▸ Extrait du texte
····················

Après les émotions populaires sur fond « d'union nationale », vient nécessairement le temps des interrogations. La population, le gouvernement, la classe politique ont été surpris et inquiets devant les manifestations anti-françaises qui se sont déroulées la semaine dernière dans le monde musulman. La dernière une de Charlie a choqué. Dans ce vieux pays laïc qu'est la France, se moquer des religions fait partie des traditions locales. Il n'en est pas de même ailleurs. « Ne vous laissez pas abattre » titrait le Canard enchainé en soutien à la rédaction de Charlie, durement décimée par l'attaque terroriste. Cette dernière a donc fait une couverture du journal, sans peut-être ne pas avoir eu conscience que cela pouvait agresser d'autres peuples, d'autres cultures, d'autres religions. Côté français, quatre millions de personnes ont manifesté en France pour la défense de la liberté d'expression, avec ses bons et ses mauvais côtés.

Il n'était pas, en revanche, ni de bon goût, ni intelligent que l'actuel Premier ministre, Manuel Valls, sorte du conseil des ministres, en exhibant fièrement sous le bras, la une de Charlie Hebdo.

Peut-être qu'ayant pris conscience qu'il en avait trop fait dans un sens, Manuel Valls en a fait trop dans un autre. Dans un discours qu'il a prononcé à l'occasion de ses vœux à la presse, le mardi 20 janvier, Manuel Valls est revenu « sur les maux qui rongent notre pays ». Pour le Premier ministre, il existe en France « un apartheid territorial, social, ethnique ». « Très fier de lui, le chef du gouvernement a même rappelé qu'il avait employé ce terme d'apartheid dès 2005, comme pour exalter sa propre clairvoyance. Il n'a pas parlé de ségrégation, un vocable très fort et déjà provocant qui prêterait à discussion. Non, pour lui, en France, c'est encore bien pire. C'est le régime de l'apartheid qui prévaut, commente Sophie Coignard dans le Point, cela dénote au mieux une faute de français, au pire une erreur de jugement au regard de l'histoire. L'apartheid, en effet, est un mot afrikaans qui signifie littéralement séparation. Il désigne la politique systématique de discrimination raciale qui a eu cours en Afrique du Sud de 1948 à février 1991 ».

« APARTHEID » ?!?

····················

▸ Données extraites
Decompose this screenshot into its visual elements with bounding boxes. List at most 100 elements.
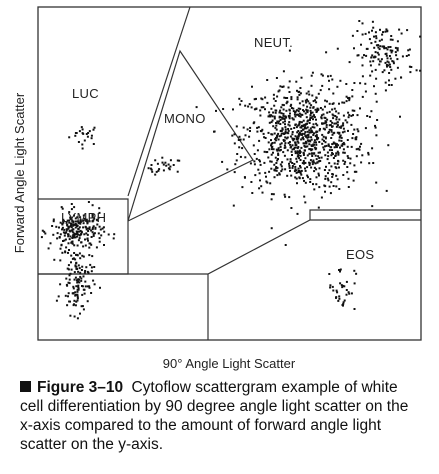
scatter-point	[68, 282, 71, 285]
scatter-point	[282, 139, 285, 141]
scatter-point	[373, 46, 376, 49]
scatter-point	[311, 71, 314, 74]
scatter-point	[332, 173, 334, 176]
scatter-point	[302, 152, 305, 155]
scatter-point	[102, 226, 105, 229]
scatter-point	[260, 106, 263, 109]
scatter-point	[299, 170, 302, 173]
scatter-point	[281, 116, 284, 119]
scatter-point	[356, 128, 359, 131]
scatter-point	[79, 216, 82, 219]
scatter-point	[61, 223, 64, 226]
scatter-point	[66, 219, 69, 222]
scatter-point	[325, 144, 328, 147]
scatter-point	[297, 133, 300, 136]
scatter-point	[338, 139, 341, 142]
scatter-point	[381, 33, 384, 36]
scatter-point	[386, 65, 388, 68]
scatter-point	[327, 143, 330, 146]
scatter-point	[305, 141, 308, 144]
scatter-point	[367, 151, 370, 154]
scatter-point	[72, 223, 75, 226]
scatter-point	[313, 116, 316, 119]
scatter-point	[297, 107, 300, 110]
scatter-point	[289, 160, 292, 163]
scatter-point	[84, 270, 87, 272]
scatter-point	[303, 127, 306, 130]
scatter-point	[270, 114, 273, 117]
scatter-point	[74, 217, 77, 220]
scatter-point	[306, 145, 309, 148]
scatter-point	[284, 126, 287, 129]
scatter-point	[377, 44, 380, 47]
scatter-point	[285, 109, 288, 112]
scatter-point	[384, 61, 387, 64]
scatter-point	[297, 167, 300, 170]
scatter-point	[313, 152, 315, 155]
scatter-point	[332, 157, 335, 159]
scatter-point	[301, 113, 304, 116]
scatter-point	[342, 301, 345, 304]
scatter-point	[303, 149, 306, 152]
scatter-point	[87, 239, 89, 242]
scatter-point	[86, 237, 89, 240]
scatter-point	[75, 300, 78, 303]
scatter-point	[391, 38, 394, 41]
scatter-point	[351, 95, 354, 98]
scatter-point	[65, 277, 68, 280]
scatter-point	[254, 174, 257, 177]
scatter-point	[419, 69, 422, 72]
scatter-point	[340, 284, 343, 287]
x-axis-label: 90° Angle Light Scatter	[163, 356, 296, 371]
scatter-point	[296, 136, 299, 139]
scatter-point	[304, 99, 307, 102]
scatter-point	[336, 150, 339, 153]
scatter-point	[396, 49, 399, 52]
scatter-point	[324, 105, 326, 108]
scatter-point	[82, 219, 85, 222]
scatter-point	[297, 141, 300, 144]
scatter-point	[277, 154, 280, 156]
scatter-point	[315, 122, 318, 125]
scatter-point	[270, 144, 272, 147]
scatter-point	[258, 159, 261, 162]
scatter-point	[387, 144, 390, 147]
scatter-point	[295, 80, 298, 83]
scatter-point	[72, 304, 75, 307]
scatter-point	[323, 169, 326, 171]
scatter-point	[79, 219, 82, 222]
scatter-point	[319, 151, 321, 154]
scatter-point	[331, 149, 333, 152]
scatter-point	[94, 226, 97, 229]
scatter-point	[341, 124, 344, 127]
scatter-point	[284, 115, 287, 118]
scatter-point	[79, 312, 81, 315]
scatter-point	[298, 112, 301, 115]
scatter-point	[151, 170, 154, 173]
scatter-point	[284, 168, 287, 171]
scatter-point	[269, 160, 272, 163]
scatter-point	[270, 167, 273, 170]
scatter-point	[65, 231, 68, 234]
scatter-point	[176, 170, 179, 173]
scatter-point	[350, 123, 353, 126]
scatter-point	[282, 112, 285, 115]
scatter-point	[88, 226, 91, 229]
scatter-point	[77, 141, 80, 143]
scatter-point	[346, 171, 349, 174]
scatter-point	[284, 136, 287, 139]
scatter-point	[304, 157, 307, 160]
scatter-point	[401, 55, 404, 58]
scatter-point	[284, 142, 287, 145]
scatter-point	[288, 91, 291, 93]
scatter-point	[90, 137, 93, 140]
scatter-point	[353, 47, 355, 50]
scatter-point	[315, 183, 318, 186]
scatter-point	[259, 179, 261, 182]
scatter-point	[399, 115, 401, 118]
scatter-point	[253, 160, 256, 163]
scatter-point	[286, 136, 289, 139]
scatter-point	[409, 71, 412, 74]
scatter-point	[359, 107, 361, 110]
scatter-point	[288, 166, 291, 169]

····················

▸ Tâche à réaliser
Imprimez à l'identique tout ce qui va de « Il n'était pas, en » jusqu'à « de Charlie Hebdo. » dans l'extrait. Les items sont un matériau distinct de l'extrait.

▸ Réponse correcte
Il n'était pas, en revanche, ni de bon goût, ni intelligent que l'actuel Premier ministre, Manuel Valls, sorte du conseil des ministres, en exhibant fièrement sous le bras, la une de Charlie Hebdo.